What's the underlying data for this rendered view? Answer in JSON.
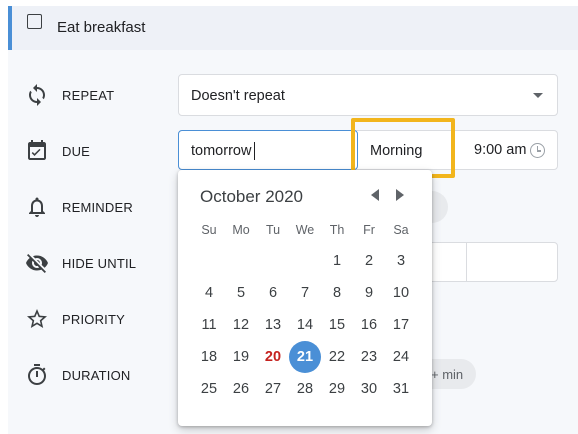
{
  "task": {
    "title": "Eat breakfast"
  },
  "rows": {
    "repeat": {
      "label": "REPEAT",
      "icon": "repeat-icon",
      "value": "Doesn't repeat"
    },
    "due": {
      "label": "DUE",
      "icon": "calendar-icon",
      "date_value": "tomorrow",
      "time_of_day": "Morning",
      "time": "9:00 am"
    },
    "reminder": {
      "label": "REMINDER",
      "icon": "bell-icon"
    },
    "hide_until": {
      "label": "HIDE UNTIL",
      "icon": "eye-off-icon"
    },
    "priority": {
      "label": "PRIORITY",
      "icon": "star-icon"
    },
    "duration": {
      "label": "DURATION",
      "icon": "timer-icon",
      "chip": "+ min"
    }
  },
  "calendar": {
    "month_label": "October 2020",
    "weekdays": [
      "Su",
      "Mo",
      "Tu",
      "We",
      "Th",
      "Fr",
      "Sa"
    ],
    "weeks": [
      [
        "",
        "",
        "",
        "",
        "1",
        "2",
        "3"
      ],
      [
        "4",
        "5",
        "6",
        "7",
        "8",
        "9",
        "10"
      ],
      [
        "11",
        "12",
        "13",
        "14",
        "15",
        "16",
        "17"
      ],
      [
        "18",
        "19",
        "20",
        "21",
        "22",
        "23",
        "24"
      ],
      [
        "25",
        "26",
        "27",
        "28",
        "29",
        "30",
        "31"
      ]
    ],
    "today": "20",
    "selected": "21"
  },
  "colors": {
    "accent": "#4a8fd6",
    "today": "#c5221f",
    "highlight": "#f2b51c"
  }
}
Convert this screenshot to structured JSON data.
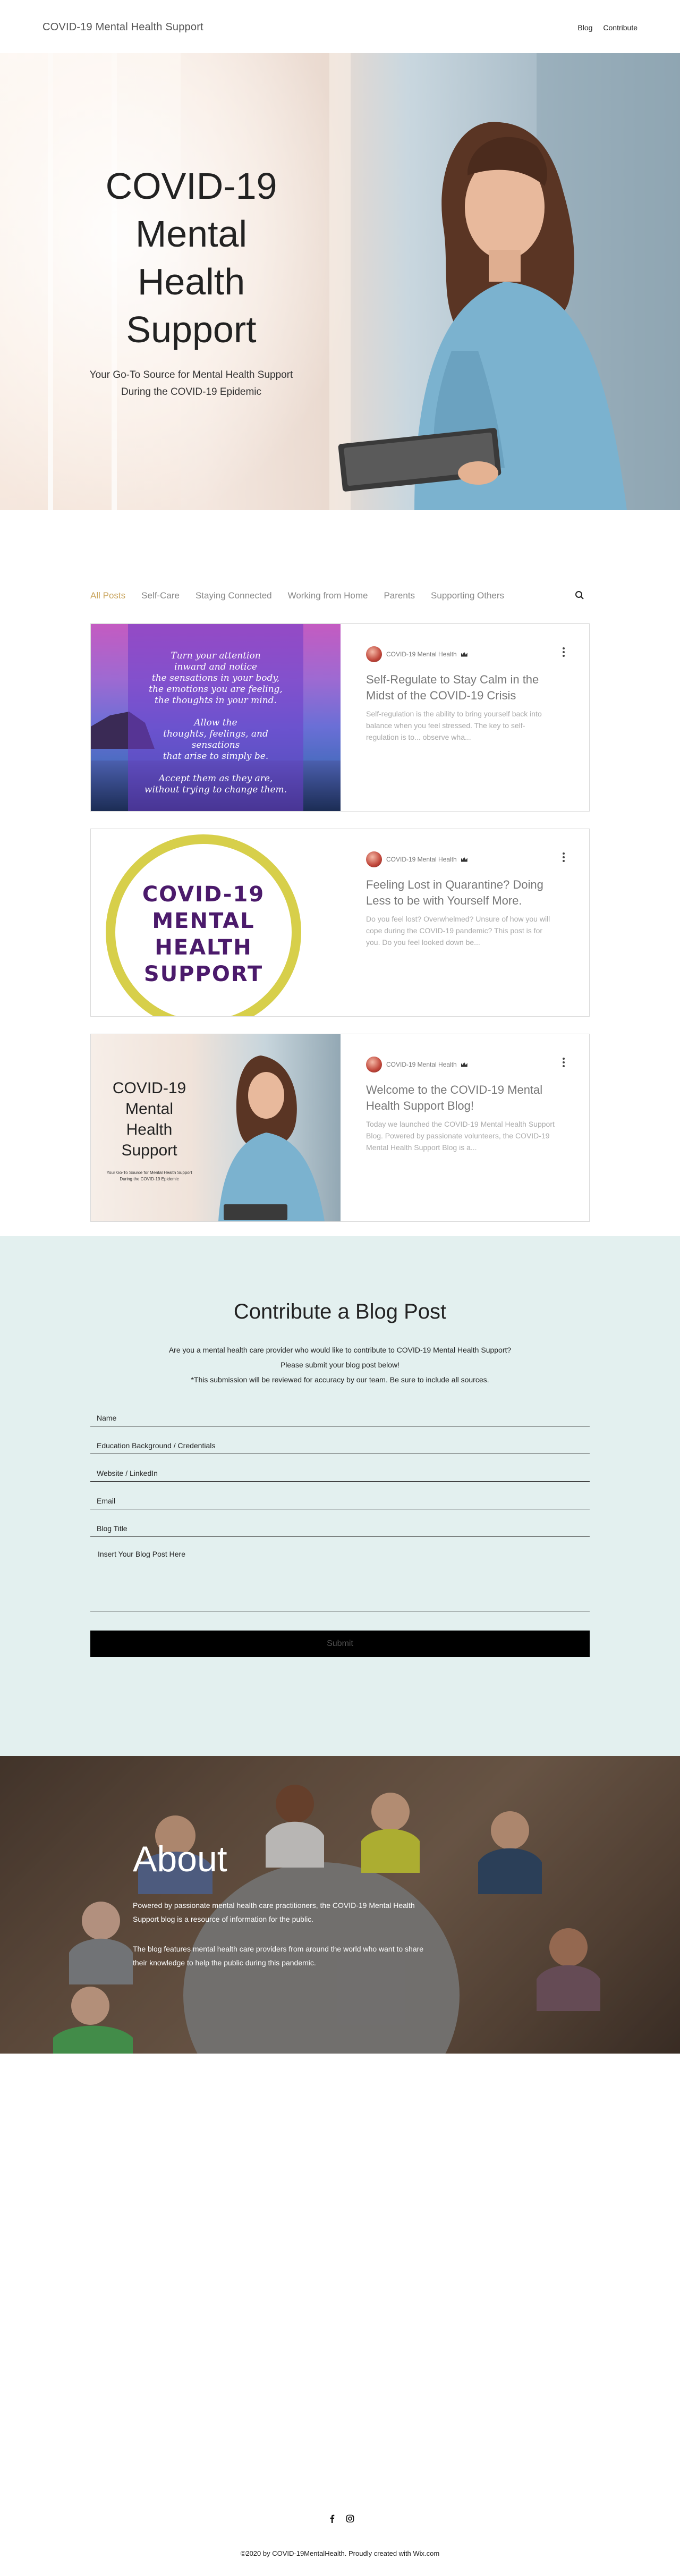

## Required task
Reproduce all the records verbatim, excluding images.

## Answer for this exercise
What's the underlying data for this rendered view? Answer in JSON.
{
  "task": {
    "title": "Eat breakfast"
  },
  "rows": {
    "repeat": {
      "label": "REPEAT",
      "icon": "repeat-icon",
      "value": "Doesn't repeat"
    },
    "due": {
      "label": "DUE",
      "icon": "calendar-icon",
      "date_value": "tomorrow",
      "time_of_day": "Morning",
      "time": "9:00 am"
    },
    "reminder": {
      "label": "REMINDER",
      "icon": "bell-icon"
    },
    "hide_until": {
      "label": "HIDE UNTIL",
      "icon": "eye-off-icon"
    },
    "priority": {
      "label": "PRIORITY",
      "icon": "star-icon"
    },
    "duration": {
      "label": "DURATION",
      "icon": "timer-icon",
      "chip": "+ min"
    }
  },
  "calendar": {
    "month_label": "October 2020",
    "weekdays": [
      "Su",
      "Mo",
      "Tu",
      "We",
      "Th",
      "Fr",
      "Sa"
    ],
    "weeks": [
      [
        "",
        "",
        "",
        "",
        "1",
        "2",
        "3"
      ],
      [
        "4",
        "5",
        "6",
        "7",
        "8",
        "9",
        "10"
      ],
      [
        "11",
        "12",
        "13",
        "14",
        "15",
        "16",
        "17"
      ],
      [
        "18",
        "19",
        "20",
        "21",
        "22",
        "23",
        "24"
      ],
      [
        "25",
        "26",
        "27",
        "28",
        "29",
        "30",
        "31"
      ]
    ],
    "today": "20",
    "selected": "21"
  },
  "colors": {
    "accent": "#4a8fd6",
    "today": "#c5221f",
    "highlight": "#f2b51c"
  }
}
Convert this screenshot to structured JSON data.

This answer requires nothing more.